■ TASK DIRECTIONS ■
Below are some entries. Output each one exactly as it appears.

═════ RECORDED DATA ═════

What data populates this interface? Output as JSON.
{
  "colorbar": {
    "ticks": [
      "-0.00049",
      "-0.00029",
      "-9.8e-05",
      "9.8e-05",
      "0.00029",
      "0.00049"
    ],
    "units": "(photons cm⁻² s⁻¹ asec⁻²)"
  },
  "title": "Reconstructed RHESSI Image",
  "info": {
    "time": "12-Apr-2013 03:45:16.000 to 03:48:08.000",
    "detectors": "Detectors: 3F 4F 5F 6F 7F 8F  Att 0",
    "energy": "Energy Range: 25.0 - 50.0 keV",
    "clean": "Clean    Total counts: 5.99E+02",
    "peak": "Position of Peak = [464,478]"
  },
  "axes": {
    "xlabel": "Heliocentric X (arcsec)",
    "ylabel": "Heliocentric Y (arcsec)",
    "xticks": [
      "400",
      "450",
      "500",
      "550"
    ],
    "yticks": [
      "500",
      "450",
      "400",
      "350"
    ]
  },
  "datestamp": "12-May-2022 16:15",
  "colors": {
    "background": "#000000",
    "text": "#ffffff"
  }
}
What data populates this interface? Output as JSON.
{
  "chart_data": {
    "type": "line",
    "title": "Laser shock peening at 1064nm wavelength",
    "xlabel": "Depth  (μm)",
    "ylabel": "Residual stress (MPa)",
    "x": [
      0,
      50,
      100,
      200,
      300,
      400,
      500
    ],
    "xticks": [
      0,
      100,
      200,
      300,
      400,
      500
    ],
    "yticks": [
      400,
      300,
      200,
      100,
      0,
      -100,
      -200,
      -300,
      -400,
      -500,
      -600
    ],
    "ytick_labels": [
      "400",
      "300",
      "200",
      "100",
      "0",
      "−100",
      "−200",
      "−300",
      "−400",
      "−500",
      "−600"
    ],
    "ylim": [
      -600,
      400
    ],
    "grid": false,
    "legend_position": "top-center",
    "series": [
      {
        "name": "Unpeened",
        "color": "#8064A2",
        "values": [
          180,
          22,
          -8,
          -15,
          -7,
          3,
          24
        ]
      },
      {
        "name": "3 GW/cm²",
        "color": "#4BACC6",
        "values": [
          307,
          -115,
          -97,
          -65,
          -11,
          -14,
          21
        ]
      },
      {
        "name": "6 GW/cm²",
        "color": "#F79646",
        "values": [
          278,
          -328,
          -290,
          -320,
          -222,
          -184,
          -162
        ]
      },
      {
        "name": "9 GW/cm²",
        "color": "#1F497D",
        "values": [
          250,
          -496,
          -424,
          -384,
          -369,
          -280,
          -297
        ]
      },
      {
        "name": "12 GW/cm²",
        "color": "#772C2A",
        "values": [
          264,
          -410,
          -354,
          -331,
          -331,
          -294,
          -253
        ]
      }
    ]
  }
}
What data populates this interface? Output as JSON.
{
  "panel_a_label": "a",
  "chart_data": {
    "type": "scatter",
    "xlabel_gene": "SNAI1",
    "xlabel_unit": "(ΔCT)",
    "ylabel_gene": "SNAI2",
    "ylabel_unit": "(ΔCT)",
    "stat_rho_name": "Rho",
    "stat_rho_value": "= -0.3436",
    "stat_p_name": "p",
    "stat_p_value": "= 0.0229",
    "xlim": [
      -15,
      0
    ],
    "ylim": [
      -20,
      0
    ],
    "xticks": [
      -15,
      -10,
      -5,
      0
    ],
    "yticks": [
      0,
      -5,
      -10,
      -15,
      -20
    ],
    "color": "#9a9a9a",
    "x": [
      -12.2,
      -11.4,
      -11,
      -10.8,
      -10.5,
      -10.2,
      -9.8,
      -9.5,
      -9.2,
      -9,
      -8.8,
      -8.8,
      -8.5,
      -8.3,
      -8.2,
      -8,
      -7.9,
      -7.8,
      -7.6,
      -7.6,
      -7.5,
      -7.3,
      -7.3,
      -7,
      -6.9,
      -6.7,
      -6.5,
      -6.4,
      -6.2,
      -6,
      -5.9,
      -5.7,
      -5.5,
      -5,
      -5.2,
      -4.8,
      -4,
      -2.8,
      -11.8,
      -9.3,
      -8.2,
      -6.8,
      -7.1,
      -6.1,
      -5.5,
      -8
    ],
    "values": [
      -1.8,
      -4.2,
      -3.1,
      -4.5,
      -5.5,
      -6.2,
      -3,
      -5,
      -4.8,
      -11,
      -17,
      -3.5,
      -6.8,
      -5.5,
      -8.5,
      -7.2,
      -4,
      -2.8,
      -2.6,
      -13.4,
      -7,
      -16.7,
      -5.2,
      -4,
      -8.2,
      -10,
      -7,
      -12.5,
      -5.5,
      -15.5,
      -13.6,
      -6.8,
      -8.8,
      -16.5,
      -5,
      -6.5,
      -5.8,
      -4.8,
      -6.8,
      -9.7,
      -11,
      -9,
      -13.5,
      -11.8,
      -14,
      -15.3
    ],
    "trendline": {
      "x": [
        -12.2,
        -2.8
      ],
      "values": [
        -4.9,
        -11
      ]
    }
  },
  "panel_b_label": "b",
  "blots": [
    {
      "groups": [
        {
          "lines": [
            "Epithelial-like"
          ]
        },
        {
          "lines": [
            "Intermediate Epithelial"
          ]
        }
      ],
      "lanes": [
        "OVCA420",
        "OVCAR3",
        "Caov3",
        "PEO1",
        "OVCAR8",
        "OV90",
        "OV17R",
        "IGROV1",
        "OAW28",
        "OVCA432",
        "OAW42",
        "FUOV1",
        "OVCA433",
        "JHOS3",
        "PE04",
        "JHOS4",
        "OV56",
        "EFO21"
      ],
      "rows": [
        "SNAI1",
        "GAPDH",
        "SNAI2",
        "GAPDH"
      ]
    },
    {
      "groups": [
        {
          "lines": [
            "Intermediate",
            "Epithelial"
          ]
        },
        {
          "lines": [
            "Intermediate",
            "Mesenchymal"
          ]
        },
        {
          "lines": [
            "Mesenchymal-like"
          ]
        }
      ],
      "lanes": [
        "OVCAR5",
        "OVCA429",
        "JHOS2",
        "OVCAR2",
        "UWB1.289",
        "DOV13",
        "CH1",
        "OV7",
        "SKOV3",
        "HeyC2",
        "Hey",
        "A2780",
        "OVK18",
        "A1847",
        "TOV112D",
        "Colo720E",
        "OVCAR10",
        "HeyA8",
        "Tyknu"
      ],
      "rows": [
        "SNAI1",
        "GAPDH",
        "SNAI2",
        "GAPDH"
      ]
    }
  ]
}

═════

■ ANSWER TO THIS EXERCISE ■
What data populates this interface? Output as JSON.
{
  "colorbar": {
    "ticks": [
      "-0.00049",
      "-0.00029",
      "-9.8e-05",
      "9.8e-05",
      "0.00029",
      "0.00049"
    ],
    "units": "(photons cm⁻² s⁻¹ asec⁻²)"
  },
  "title": "Reconstructed RHESSI Image",
  "info": {
    "time": "12-Apr-2013 03:45:16.000 to 03:48:08.000",
    "detectors": "Detectors: 3F 4F 5F 6F 7F 8F  Att 0",
    "energy": "Energy Range: 25.0 - 50.0 keV",
    "clean": "Clean    Total counts: 5.99E+02",
    "peak": "Position of Peak = [464,478]"
  },
  "axes": {
    "xlabel": "Heliocentric X (arcsec)",
    "ylabel": "Heliocentric Y (arcsec)",
    "xticks": [
      "400",
      "450",
      "500",
      "550"
    ],
    "yticks": [
      "500",
      "450",
      "400",
      "350"
    ]
  },
  "datestamp": "12-May-2022 16:15",
  "colors": {
    "background": "#000000",
    "text": "#ffffff"
  }
}
What data populates this interface? Output as JSON.
{
  "chart_data": {
    "type": "line",
    "title": "Laser shock peening at 1064nm wavelength",
    "xlabel": "Depth  (μm)",
    "ylabel": "Residual stress (MPa)",
    "x": [
      0,
      50,
      100,
      200,
      300,
      400,
      500
    ],
    "xticks": [
      0,
      100,
      200,
      300,
      400,
      500
    ],
    "yticks": [
      400,
      300,
      200,
      100,
      0,
      -100,
      -200,
      -300,
      -400,
      -500,
      -600
    ],
    "ytick_labels": [
      "400",
      "300",
      "200",
      "100",
      "0",
      "−100",
      "−200",
      "−300",
      "−400",
      "−500",
      "−600"
    ],
    "ylim": [
      -600,
      400
    ],
    "grid": false,
    "legend_position": "top-center",
    "series": [
      {
        "name": "Unpeened",
        "color": "#8064A2",
        "values": [
          180,
          22,
          -8,
          -15,
          -7,
          3,
          24
        ]
      },
      {
        "name": "3 GW/cm²",
        "color": "#4BACC6",
        "values": [
          307,
          -115,
          -97,
          -65,
          -11,
          -14,
          21
        ]
      },
      {
        "name": "6 GW/cm²",
        "color": "#F79646",
        "values": [
          278,
          -328,
          -290,
          -320,
          -222,
          -184,
          -162
        ]
      },
      {
        "name": "9 GW/cm²",
        "color": "#1F497D",
        "values": [
          250,
          -496,
          -424,
          -384,
          -369,
          -280,
          -297
        ]
      },
      {
        "name": "12 GW/cm²",
        "color": "#772C2A",
        "values": [
          264,
          -410,
          -354,
          -331,
          -331,
          -294,
          -253
        ]
      }
    ]
  }
}
What data populates this interface? Output as JSON.
{
  "panel_a_label": "a",
  "chart_data": {
    "type": "scatter",
    "xlabel_gene": "SNAI1",
    "xlabel_unit": "(ΔCT)",
    "ylabel_gene": "SNAI2",
    "ylabel_unit": "(ΔCT)",
    "stat_rho_name": "Rho",
    "stat_rho_value": "= -0.3436",
    "stat_p_name": "p",
    "stat_p_value": "= 0.0229",
    "xlim": [
      -15,
      0
    ],
    "ylim": [
      -20,
      0
    ],
    "xticks": [
      -15,
      -10,
      -5,
      0
    ],
    "yticks": [
      0,
      -5,
      -10,
      -15,
      -20
    ],
    "color": "#9a9a9a",
    "x": [
      -12.2,
      -11.4,
      -11,
      -10.8,
      -10.5,
      -10.2,
      -9.8,
      -9.5,
      -9.2,
      -9,
      -8.8,
      -8.8,
      -8.5,
      -8.3,
      -8.2,
      -8,
      -7.9,
      -7.8,
      -7.6,
      -7.6,
      -7.5,
      -7.3,
      -7.3,
      -7,
      -6.9,
      -6.7,
      -6.5,
      -6.4,
      -6.2,
      -6,
      -5.9,
      -5.7,
      -5.5,
      -5,
      -5.2,
      -4.8,
      -4,
      -2.8,
      -11.8,
      -9.3,
      -8.2,
      -6.8,
      -7.1,
      -6.1,
      -5.5,
      -8
    ],
    "values": [
      -1.8,
      -4.2,
      -3.1,
      -4.5,
      -5.5,
      -6.2,
      -3,
      -5,
      -4.8,
      -11,
      -17,
      -3.5,
      -6.8,
      -5.5,
      -8.5,
      -7.2,
      -4,
      -2.8,
      -2.6,
      -13.4,
      -7,
      -16.7,
      -5.2,
      -4,
      -8.2,
      -10,
      -7,
      -12.5,
      -5.5,
      -15.5,
      -13.6,
      -6.8,
      -8.8,
      -16.5,
      -5,
      -6.5,
      -5.8,
      -4.8,
      -6.8,
      -9.7,
      -11,
      -9,
      -13.5,
      -11.8,
      -14,
      -15.3
    ],
    "trendline": {
      "x": [
        -12.2,
        -2.8
      ],
      "values": [
        -4.9,
        -11
      ]
    }
  },
  "panel_b_label": "b",
  "blots": [
    {
      "groups": [
        {
          "lines": [
            "Epithelial-like"
          ]
        },
        {
          "lines": [
            "Intermediate Epithelial"
          ]
        }
      ],
      "lanes": [
        "OVCA420",
        "OVCAR3",
        "Caov3",
        "PEO1",
        "OVCAR8",
        "OV90",
        "OV17R",
        "IGROV1",
        "OAW28",
        "OVCA432",
        "OAW42",
        "FUOV1",
        "OVCA433",
        "JHOS3",
        "PE04",
        "JHOS4",
        "OV56",
        "EFO21"
      ],
      "rows": [
        "SNAI1",
        "GAPDH",
        "SNAI2",
        "GAPDH"
      ]
    },
    {
      "groups": [
        {
          "lines": [
            "Intermediate",
            "Epithelial"
          ]
        },
        {
          "lines": [
            "Intermediate",
            "Mesenchymal"
          ]
        },
        {
          "lines": [
            "Mesenchymal-like"
          ]
        }
      ],
      "lanes": [
        "OVCAR5",
        "OVCA429",
        "JHOS2",
        "OVCAR2",
        "UWB1.289",
        "DOV13",
        "CH1",
        "OV7",
        "SKOV3",
        "HeyC2",
        "Hey",
        "A2780",
        "OVK18",
        "A1847",
        "TOV112D",
        "Colo720E",
        "OVCAR10",
        "HeyA8",
        "Tyknu"
      ],
      "rows": [
        "SNAI1",
        "GAPDH",
        "SNAI2",
        "GAPDH"
      ]
    }
  ]
}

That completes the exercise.